Below is some material; transcribe all of it exactly.

%%

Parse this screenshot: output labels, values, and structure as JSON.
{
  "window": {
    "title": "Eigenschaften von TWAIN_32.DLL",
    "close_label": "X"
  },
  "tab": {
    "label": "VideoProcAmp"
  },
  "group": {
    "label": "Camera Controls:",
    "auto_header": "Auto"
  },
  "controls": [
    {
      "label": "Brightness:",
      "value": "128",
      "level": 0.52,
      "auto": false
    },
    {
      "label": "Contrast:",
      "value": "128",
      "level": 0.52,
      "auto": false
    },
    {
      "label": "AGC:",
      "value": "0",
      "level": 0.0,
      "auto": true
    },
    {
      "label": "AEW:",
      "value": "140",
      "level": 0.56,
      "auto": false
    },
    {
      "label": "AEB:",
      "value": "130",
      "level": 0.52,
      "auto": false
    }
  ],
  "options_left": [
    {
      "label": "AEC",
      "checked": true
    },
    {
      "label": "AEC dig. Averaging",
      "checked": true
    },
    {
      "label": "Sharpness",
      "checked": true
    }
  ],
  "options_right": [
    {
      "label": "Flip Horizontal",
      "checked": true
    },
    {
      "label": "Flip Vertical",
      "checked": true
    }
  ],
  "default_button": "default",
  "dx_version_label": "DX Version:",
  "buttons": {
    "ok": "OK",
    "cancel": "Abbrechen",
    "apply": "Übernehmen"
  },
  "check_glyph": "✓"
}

%%

Full solution |
Parse this screenshot: output labels, values, and structure as JSON.
{
  "window": {
    "title": "Eigenschaften von TWAIN_32.DLL",
    "close_label": "X"
  },
  "tab": {
    "label": "VideoProcAmp"
  },
  "group": {
    "label": "Camera Controls:",
    "auto_header": "Auto"
  },
  "controls": [
    {
      "label": "Brightness:",
      "value": "128",
      "level": 0.52,
      "auto": false
    },
    {
      "label": "Contrast:",
      "value": "128",
      "level": 0.52,
      "auto": false
    },
    {
      "label": "AGC:",
      "value": "0",
      "level": 0.0,
      "auto": true
    },
    {
      "label": "AEW:",
      "value": "140",
      "level": 0.56,
      "auto": false
    },
    {
      "label": "AEB:",
      "value": "130",
      "level": 0.52,
      "auto": false
    }
  ],
  "options_left": [
    {
      "label": "AEC",
      "checked": true
    },
    {
      "label": "AEC dig. Averaging",
      "checked": true
    },
    {
      "label": "Sharpness",
      "checked": true
    }
  ],
  "options_right": [
    {
      "label": "Flip Horizontal",
      "checked": true
    },
    {
      "label": "Flip Vertical",
      "checked": true
    }
  ],
  "default_button": "default",
  "dx_version_label": "DX Version:",
  "buttons": {
    "ok": "OK",
    "cancel": "Abbrechen",
    "apply": "Übernehmen"
  },
  "check_glyph": "✓"
}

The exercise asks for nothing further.